> [EXTRACT TO READ]
Teen Sau Din Ke Baad () is a 1938 Hindi social comedy film directed by Sarvottam Badami. This was Badami's first comedy film and it was a success at the box-office; he went on to direct two more comedies after this, Aap Ki Marzi (1939) and Ladies Only (1939), also successes. The film was produced by Sagar Movietone, with story written by Babubhai A. Mehta and dialogue by Wajahat Mirza and Waqif. The music was composed by Anil Biswas with lyrics by Zia Sarhadi. The director of photography was Faredoon Irani and the film starred Bibbo, Motilal, Sabita Devi, Yakub, Pesi Patel and Gulzar.

The film had Motilal playing the role of "a young bored millionaire", who due to his intemperate life-style starts falling ill. He bets with his doctor that he can go out in the world and manage to exist without his wealth.

Plot
Sudhir (Motilal), a young millionaire is leading a dissipated life indulging in drinks, gambling and women due to sheer boredom. His health starts fading and after one such bout he faints. The doctor admonishes him regarding his life-style. He advises him against his fast life and suggests that he take to some physical labour, which the doctor is sure Sudhir will not be able to do. Sudhir takes up the challenge and decides to give up his home for three hundred days and live without using his wealth. He sets out into the world with nothing in his pocket. The challenges he faces and how he overcomes them are interspersed with a lot of humour and hard work as he tries to make a living. He finally ends up working in a soap factory where he falls in love with the typist Sharda (Sabita Devi). The boss Lakshmidas has a wife Ramola (Bibbo), who is attracted to Sudhir. When the boss faces problems with the factory, Sudhir anonymously sends money to help him out. Eventually the three hundred days are over, Sudhir now a healthy young man has won his bet with the doctor and a wife for himself.

> [GIVEN TASK A] In the records, take the part that opens with the first line and closes with the line containing "arrow-icon (580, 145, 628, 181)", and write it out again, replacing "bounding box" with "enclosing rectangle" and leaving everything else unchanged.
The text and the records have no connection to each other.

> [DATA SUPPLIED]
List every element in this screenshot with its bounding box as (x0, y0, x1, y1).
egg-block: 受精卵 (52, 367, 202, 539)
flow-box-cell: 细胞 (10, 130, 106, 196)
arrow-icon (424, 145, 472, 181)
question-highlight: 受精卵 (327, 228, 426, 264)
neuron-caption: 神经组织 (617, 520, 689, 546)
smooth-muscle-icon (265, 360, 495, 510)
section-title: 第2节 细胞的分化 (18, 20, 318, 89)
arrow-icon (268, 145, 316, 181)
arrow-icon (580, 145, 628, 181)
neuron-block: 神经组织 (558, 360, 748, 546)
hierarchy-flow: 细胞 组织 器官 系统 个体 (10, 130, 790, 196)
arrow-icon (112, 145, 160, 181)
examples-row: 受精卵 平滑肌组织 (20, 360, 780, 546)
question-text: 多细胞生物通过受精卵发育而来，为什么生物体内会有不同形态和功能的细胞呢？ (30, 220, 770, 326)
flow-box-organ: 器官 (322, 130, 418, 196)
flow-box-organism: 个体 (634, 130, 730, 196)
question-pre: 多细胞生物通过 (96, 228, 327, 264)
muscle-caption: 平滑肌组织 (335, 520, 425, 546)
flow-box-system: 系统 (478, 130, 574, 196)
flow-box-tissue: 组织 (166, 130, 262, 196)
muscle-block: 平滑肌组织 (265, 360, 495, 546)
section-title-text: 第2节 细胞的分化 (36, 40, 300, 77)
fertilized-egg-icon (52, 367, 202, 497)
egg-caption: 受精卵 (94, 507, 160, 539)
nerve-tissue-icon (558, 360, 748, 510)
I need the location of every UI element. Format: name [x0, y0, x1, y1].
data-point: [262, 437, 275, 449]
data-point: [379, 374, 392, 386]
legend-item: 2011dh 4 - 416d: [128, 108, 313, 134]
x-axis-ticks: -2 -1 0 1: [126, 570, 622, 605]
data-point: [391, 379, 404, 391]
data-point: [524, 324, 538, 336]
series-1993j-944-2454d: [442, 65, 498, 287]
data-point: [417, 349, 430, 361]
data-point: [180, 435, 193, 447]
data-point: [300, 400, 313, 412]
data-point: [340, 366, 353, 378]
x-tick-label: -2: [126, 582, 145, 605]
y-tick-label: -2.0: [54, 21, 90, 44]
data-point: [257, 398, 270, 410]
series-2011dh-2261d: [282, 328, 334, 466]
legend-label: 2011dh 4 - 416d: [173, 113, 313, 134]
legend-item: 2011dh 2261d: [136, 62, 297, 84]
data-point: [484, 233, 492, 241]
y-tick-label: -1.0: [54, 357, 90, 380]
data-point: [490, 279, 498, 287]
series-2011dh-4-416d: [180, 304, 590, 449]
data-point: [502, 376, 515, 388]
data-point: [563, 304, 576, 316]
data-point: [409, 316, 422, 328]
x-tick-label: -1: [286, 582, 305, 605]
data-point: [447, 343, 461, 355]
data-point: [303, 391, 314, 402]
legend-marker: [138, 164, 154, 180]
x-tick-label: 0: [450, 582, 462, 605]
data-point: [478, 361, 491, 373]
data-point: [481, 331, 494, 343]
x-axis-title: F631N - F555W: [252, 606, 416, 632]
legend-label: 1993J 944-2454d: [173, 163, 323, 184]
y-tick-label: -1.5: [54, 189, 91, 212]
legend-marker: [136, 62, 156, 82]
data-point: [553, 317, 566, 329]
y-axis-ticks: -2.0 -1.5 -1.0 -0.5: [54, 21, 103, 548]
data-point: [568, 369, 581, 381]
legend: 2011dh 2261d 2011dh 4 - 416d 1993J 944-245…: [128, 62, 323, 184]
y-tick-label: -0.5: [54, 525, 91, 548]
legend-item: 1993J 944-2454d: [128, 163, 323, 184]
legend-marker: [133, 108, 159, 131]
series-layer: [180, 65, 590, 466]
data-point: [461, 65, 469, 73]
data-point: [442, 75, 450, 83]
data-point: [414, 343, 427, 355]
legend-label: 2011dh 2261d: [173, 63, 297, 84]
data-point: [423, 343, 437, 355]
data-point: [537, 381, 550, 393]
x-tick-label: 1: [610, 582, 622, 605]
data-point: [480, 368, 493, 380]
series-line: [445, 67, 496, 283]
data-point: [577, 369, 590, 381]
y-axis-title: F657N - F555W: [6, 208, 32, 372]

> [GIVEN TASK B] Continue the article on the 1938 film Teen Sau Din Ke Baad from the point where it ends.

> [TASK RESULT A]
List every element in this screenshot with its enclosing rectangle as (x0, y0, x1, y1).
egg-block: 受精卵 (52, 367, 202, 539)
flow-box-cell: 细胞 (10, 130, 106, 196)
arrow-icon (424, 145, 472, 181)
question-highlight: 受精卵 (327, 228, 426, 264)
neuron-caption: 神经组织 (617, 520, 689, 546)
smooth-muscle-icon (265, 360, 495, 510)
section-title: 第2节 细胞的分化 (18, 20, 318, 89)
arrow-icon (268, 145, 316, 181)
arrow-icon (580, 145, 628, 181)

> [TASK RESULT B]
Cast
 Sabita Devi as Sharda
 Motilal as Sudhir
 Bibbo
 Yakub
 Sankatha Prasad
 Pesi Patel
 Pande
 Gulzar
 Yusuf
 Waskar
 Rukmini
 Piroj Wadkar

Music
The music was composed by Anil Biswas and had lyrics written by Zia Sarhadi. Songs like "Ghar Apna Yeh Kursi Apni" and "Ik tum Na Hui Toh Kya Hua" became extremely popular. There were nine songs in the film and the singers were Bibbo, Sabita Devi and Motilal.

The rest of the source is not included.